◆ **SHORT TASK 1**:
Answer these questions about the borrowing base certificate, one answer per line:
(a) To which bank does the undersigned give the certification?
(b) In what agreement is the term "Event of Default" defined?
(c) In what year is that agreement dated?
## Start SELECTED PASSAGE
BORROWING BASE CERTIFICATE
XXXXXXXX BROS. CONSTRUCTION, INC. -- U.S. BANK NATIONAL ASSOCIATION
BORROWING BASE CERTIFICATE _____________, 199___
The undersigned hereby certifies to U.S. Bank National Association ("Bank") that
(a) all information set forth on this Borrowing Base Certificate and the
attached Borrowing Base Certificate Exhibit A is true, correct, complete and
accurate on the date set forth below; (b) no uncured Event of Default (as that
term is defined in the Revolving Construction and Development Loan Agreement
("Loan Agreement"), dated July ____, 1998, between the Bank and Xxxxxxxx Bros.
Construction, Inc.) exists on the date set forth below, except as set forth
below or in previous notices sent, or certificates delivered to the Bank as set
forth below; and (c) this Certificate complies with all of the terms and
provisions of the Loan Agreement.
## End SELECTED PASSAGE
## Start LISTED RECORDS
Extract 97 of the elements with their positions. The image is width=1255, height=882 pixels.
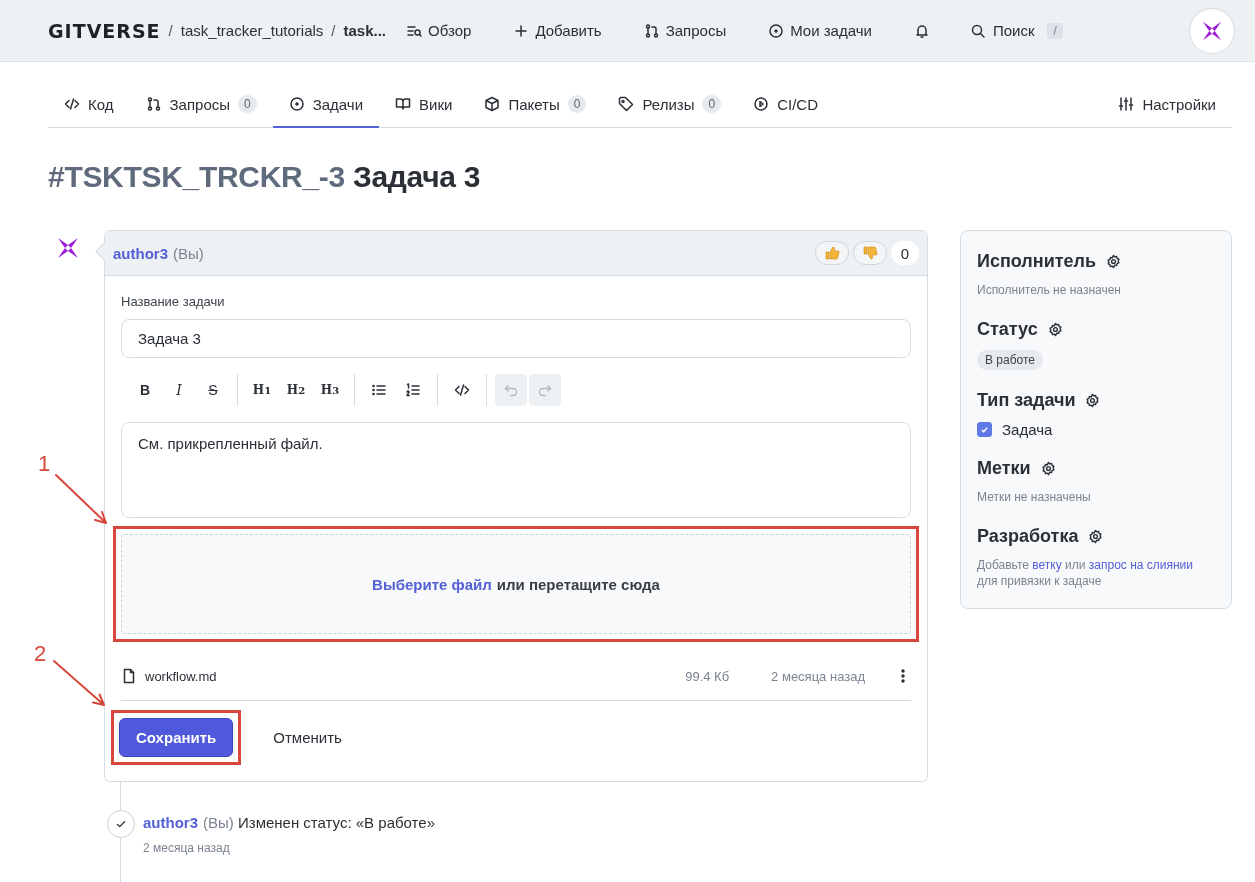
settings-button[interactable] [1088,528,1104,544]
development-hint: Добавьте ветку или запрос на слиянии для привязки к задаче [977,556,1195,591]
tab[interactable]: CI/CD [737,82,834,128]
shortcut-key: / [1047,22,1063,39]
file-dropzone[interactable]: Выберите файл или перетащите сюда [121,534,911,634]
settings-button[interactable] [1085,392,1101,408]
pull-request-icon [145,96,162,112]
dropzone-text: или перетащите сюда [496,575,660,593]
italic-button[interactable]: I [163,374,195,406]
logo[interactable]: GITVERSE [48,19,161,42]
thumbs-up-icon [824,245,840,261]
save-button[interactable]: Сохранить [119,718,234,757]
cancel-button[interactable]: Отменить [267,728,348,747]
tab[interactable]: Релизы 0 [602,82,738,128]
bold-button[interactable]: B [129,374,161,406]
gear-icon [1040,460,1056,476]
checkbox-label: Задача [1002,420,1053,438]
section-title: Тип задачи [977,389,1076,411]
book-icon [395,96,412,112]
breadcrumb-separator: / [168,22,173,39]
avatar-logo-icon [1201,19,1223,42]
nav-link[interactable]: Мои задачи [768,16,872,45]
author-avatar-icon [56,236,80,260]
redo-icon [537,382,553,398]
author-link[interactable]: author3 [143,814,198,831]
code-icon [64,96,80,112]
circle-dot-icon [288,96,305,112]
tab[interactable]: Код [48,82,130,128]
choose-file-link[interactable]: Выберите файл [372,575,492,593]
you-label: (Вы) [173,244,204,262]
annotation-number: 1 [38,451,51,477]
code-icon [454,382,470,398]
file-date: 2 месяца назад [771,668,865,684]
circle-dot-icon [768,22,785,39]
gear-icon [1088,528,1104,544]
check-icon [980,424,989,434]
count-badge: 0 [702,95,722,113]
section-title: Метки [977,457,1031,479]
issue-id: #TSKTSK_TRCKR_-3 [48,160,345,193]
issue-title: Задача 3 [352,160,481,193]
search-icon [969,22,986,39]
description-field[interactable]: См. прикрепленный файл. [121,422,911,518]
reaction-count: 0 [891,241,919,265]
settings-button[interactable] [1106,254,1122,269]
settings-button[interactable] [1040,460,1056,476]
event-time: 2 месяца назад [143,841,231,855]
tag-icon [618,96,635,112]
you-label: (Вы) [203,814,234,831]
plus-icon [513,22,530,39]
search-button[interactable]: Поиск / [963,21,1069,40]
annotation-arrow [54,473,110,527]
annotation-arrow [52,659,108,709]
tab[interactable]: Задачи [272,82,380,128]
field-label: Название задачи [121,294,226,309]
hint-link[interactable]: ветку [1032,557,1062,572]
gear-icon [1106,254,1122,269]
empty-note: Исполнитель не назначен [977,282,1122,299]
play-circle-icon [753,96,770,112]
count-badge: 0 [238,95,257,113]
settings-tab[interactable]: Настройки [1102,82,1232,128]
title-input[interactable]: Задача 3 [121,319,911,358]
section-title: Статус [977,318,1038,340]
section-title: Разработка [977,525,1079,547]
bell-icon [913,22,930,39]
file-icon [121,668,137,684]
count-badge: 0 [567,95,587,113]
nav-link[interactable]: Добавить [513,16,602,45]
file-name[interactable]: workflow.md [145,668,217,684]
status-badge: В работе [977,349,1043,370]
nav-link[interactable]: Запросы [643,16,727,45]
checkbox[interactable] [977,421,992,437]
gear-icon [1085,392,1101,408]
strike-button[interactable]: S [197,374,229,406]
pull-request-icon [643,22,660,39]
numbered-list-icon [405,382,421,398]
empty-note: Метки не назначены [977,488,1092,506]
settings-button[interactable] [1047,321,1063,337]
tab[interactable]: Пакеты 0 [468,82,603,128]
bullet-list-icon [371,382,387,398]
section-title: Исполнитель [977,251,1097,272]
file-size: 99.4 Кб [685,668,730,684]
event-text: Изменен статус: «В работе» [237,814,435,831]
tab[interactable]: Вики [379,82,469,128]
user-avatar[interactable] [1189,7,1235,54]
tab[interactable]: Запросы 0 [129,82,273,128]
breadcrumb-link[interactable]: task... [343,22,387,39]
gear-icon [1047,321,1063,337]
breadcrumb-link[interactable]: task_tracker_tutorials [180,22,324,39]
breadcrumb-separator: / [331,22,336,39]
nav-link[interactable]: Обзор [406,16,472,45]
hint-link[interactable]: запрос на слиянии [1088,557,1194,572]
author-link[interactable]: author3 [113,244,168,262]
undo-icon [503,382,519,398]
sliders-icon [1118,96,1135,112]
annotation-number: 2 [34,641,47,667]
thumbs-down-icon [862,245,878,261]
cube-icon [484,96,501,112]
## End LISTED RECORDS
◆ **SHORT TASK 2**: Echo back the lines of the saved entries from the line containing "settings-button[interactable] [1088,528,1104,544]" down to the line containing "cancel-button[interactable]: Отменить [267,728,348,747]", both ends included.

◆ **FULL ANSWER 1**:
(a) U.S. Bank National Association
(b) The Revolving Construction and Development Loan Agreement
(c) 1998

◆ **FULL ANSWER 2**:
settings-button[interactable] [1088,528,1104,544]
development-hint: Добавьте ветку или запрос на слиянии для привязки к задаче [977,556,1195,591]
tab[interactable]: CI/CD [737,82,834,128]
shortcut-key: / [1047,22,1063,39]
file-dropzone[interactable]: Выберите файл или перетащите сюда [121,534,911,634]
settings-button[interactable] [1085,392,1101,408]
pull-request-icon [145,96,162,112]
dropzone-text: или перетащите сюда [496,575,660,593]
italic-button[interactable]: I [163,374,195,406]
logo[interactable]: GITVERSE [48,19,161,42]
thumbs-up-icon [824,245,840,261]
save-button[interactable]: Сохранить [119,718,234,757]
cancel-button[interactable]: Отменить [267,728,348,747]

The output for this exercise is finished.